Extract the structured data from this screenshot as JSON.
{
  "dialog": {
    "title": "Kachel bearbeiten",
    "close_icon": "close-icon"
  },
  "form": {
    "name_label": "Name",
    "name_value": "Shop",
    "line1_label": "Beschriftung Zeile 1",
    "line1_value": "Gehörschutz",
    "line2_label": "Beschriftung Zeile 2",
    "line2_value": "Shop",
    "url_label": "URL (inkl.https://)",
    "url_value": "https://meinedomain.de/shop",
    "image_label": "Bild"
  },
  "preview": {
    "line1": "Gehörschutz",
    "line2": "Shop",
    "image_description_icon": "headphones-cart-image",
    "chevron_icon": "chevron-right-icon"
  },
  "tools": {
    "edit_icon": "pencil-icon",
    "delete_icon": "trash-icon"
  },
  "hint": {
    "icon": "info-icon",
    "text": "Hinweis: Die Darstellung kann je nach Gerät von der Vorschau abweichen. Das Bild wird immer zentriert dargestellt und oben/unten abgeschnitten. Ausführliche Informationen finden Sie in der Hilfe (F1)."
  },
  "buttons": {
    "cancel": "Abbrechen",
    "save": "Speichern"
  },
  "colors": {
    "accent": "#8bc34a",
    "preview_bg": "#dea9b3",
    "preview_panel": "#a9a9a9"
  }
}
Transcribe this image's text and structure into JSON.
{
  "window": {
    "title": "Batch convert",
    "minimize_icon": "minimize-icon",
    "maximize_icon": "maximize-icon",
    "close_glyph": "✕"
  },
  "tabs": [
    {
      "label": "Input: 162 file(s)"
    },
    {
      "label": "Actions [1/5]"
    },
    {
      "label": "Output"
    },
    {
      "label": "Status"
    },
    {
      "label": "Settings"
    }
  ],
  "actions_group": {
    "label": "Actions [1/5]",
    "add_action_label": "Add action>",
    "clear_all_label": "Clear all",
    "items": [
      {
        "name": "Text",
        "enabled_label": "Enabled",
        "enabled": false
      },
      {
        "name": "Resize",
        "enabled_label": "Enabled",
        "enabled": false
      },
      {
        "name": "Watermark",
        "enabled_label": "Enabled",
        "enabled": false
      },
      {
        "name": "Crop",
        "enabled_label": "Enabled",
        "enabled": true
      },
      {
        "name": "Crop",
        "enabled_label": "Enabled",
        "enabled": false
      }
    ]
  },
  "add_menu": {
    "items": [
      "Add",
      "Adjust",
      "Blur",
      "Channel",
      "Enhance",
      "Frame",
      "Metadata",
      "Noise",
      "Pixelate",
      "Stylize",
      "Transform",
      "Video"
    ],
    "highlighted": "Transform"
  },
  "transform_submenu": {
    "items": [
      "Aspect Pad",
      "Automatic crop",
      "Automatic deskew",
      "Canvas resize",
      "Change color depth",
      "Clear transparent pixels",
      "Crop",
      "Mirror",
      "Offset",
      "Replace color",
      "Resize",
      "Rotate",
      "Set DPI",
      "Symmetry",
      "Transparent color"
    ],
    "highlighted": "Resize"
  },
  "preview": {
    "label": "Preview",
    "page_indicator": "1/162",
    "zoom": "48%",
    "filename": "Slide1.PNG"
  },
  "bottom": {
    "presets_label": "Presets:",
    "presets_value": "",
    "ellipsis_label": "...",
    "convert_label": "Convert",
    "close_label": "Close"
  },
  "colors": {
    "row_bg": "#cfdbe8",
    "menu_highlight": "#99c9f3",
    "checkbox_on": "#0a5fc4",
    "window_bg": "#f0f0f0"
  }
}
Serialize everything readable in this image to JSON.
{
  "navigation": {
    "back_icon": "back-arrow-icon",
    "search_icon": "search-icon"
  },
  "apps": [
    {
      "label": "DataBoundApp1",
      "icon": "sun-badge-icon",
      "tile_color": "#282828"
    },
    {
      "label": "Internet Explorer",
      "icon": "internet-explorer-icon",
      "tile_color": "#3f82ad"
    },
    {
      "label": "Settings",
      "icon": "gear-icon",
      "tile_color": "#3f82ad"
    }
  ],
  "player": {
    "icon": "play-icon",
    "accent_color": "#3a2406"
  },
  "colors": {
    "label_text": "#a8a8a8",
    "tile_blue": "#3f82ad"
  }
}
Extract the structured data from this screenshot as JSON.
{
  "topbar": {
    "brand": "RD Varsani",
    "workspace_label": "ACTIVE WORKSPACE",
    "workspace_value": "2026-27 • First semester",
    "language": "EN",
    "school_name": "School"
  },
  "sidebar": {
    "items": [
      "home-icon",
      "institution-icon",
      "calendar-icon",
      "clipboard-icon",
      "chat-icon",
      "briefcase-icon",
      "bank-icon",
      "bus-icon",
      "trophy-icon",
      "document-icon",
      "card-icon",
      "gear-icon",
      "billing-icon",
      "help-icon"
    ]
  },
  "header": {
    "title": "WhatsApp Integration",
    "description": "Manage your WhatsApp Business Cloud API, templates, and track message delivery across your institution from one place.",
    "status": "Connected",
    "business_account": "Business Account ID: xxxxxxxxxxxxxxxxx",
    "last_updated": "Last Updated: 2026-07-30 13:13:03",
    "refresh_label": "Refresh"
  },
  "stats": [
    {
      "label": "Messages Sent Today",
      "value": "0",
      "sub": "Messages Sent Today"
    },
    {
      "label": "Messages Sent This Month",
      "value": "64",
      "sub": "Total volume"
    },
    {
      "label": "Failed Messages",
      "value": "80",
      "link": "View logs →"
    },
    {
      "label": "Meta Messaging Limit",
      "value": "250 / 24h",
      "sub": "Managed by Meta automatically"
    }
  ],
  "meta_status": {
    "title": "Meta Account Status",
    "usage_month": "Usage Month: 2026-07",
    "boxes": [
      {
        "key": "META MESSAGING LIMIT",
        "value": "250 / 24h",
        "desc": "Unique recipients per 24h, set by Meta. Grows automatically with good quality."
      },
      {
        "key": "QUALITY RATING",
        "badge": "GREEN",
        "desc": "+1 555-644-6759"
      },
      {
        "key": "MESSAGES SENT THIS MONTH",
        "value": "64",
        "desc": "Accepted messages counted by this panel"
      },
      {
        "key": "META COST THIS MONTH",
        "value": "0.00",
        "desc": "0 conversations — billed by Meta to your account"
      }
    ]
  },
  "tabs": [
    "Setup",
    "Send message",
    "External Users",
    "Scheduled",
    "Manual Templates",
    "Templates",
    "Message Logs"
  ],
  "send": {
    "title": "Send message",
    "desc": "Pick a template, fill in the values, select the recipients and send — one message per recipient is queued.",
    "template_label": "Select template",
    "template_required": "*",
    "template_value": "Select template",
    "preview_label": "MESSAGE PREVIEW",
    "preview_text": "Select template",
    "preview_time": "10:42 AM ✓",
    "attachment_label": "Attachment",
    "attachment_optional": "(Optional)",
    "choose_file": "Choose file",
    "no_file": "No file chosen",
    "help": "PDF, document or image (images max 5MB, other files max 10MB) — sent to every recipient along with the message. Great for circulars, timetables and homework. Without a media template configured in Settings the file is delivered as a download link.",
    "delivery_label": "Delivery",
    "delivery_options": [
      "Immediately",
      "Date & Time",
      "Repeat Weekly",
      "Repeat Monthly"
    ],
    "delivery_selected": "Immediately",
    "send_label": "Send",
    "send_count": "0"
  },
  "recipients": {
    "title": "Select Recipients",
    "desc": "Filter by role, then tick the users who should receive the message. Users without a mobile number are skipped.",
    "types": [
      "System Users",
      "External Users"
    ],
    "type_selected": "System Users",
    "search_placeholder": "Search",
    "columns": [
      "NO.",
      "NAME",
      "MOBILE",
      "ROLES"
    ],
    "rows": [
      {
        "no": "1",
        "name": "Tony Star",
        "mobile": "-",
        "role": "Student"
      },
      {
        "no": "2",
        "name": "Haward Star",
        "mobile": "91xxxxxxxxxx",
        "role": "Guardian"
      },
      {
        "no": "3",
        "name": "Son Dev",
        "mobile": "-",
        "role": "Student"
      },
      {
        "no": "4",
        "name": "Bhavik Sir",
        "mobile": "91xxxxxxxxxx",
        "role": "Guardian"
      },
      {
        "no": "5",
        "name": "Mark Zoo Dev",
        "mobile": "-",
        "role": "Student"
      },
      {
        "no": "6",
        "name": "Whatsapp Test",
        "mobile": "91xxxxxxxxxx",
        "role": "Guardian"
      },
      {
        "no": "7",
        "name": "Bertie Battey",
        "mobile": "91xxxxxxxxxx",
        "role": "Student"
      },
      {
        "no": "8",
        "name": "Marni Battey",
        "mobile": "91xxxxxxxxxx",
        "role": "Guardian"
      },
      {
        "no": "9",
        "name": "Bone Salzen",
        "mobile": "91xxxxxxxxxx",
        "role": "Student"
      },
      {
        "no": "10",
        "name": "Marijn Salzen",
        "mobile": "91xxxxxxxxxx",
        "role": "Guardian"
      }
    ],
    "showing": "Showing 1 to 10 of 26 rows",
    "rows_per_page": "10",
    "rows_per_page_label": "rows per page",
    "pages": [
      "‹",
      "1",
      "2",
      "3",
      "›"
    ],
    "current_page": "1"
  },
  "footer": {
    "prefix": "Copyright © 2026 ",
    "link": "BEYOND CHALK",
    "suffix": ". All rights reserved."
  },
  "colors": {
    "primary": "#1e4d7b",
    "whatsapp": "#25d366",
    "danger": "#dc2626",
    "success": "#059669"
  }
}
● ● ● ●
Locate all lines in the listing above with the word "help". Copy them.

      "help-icon"
    "help": "PDF, document or image (images max 5MB, other files max 10MB) — sent to every recipient along with the message. Great for circulars, timetables and homework. Without a media template configured in Settings the file is delivered as a download link.",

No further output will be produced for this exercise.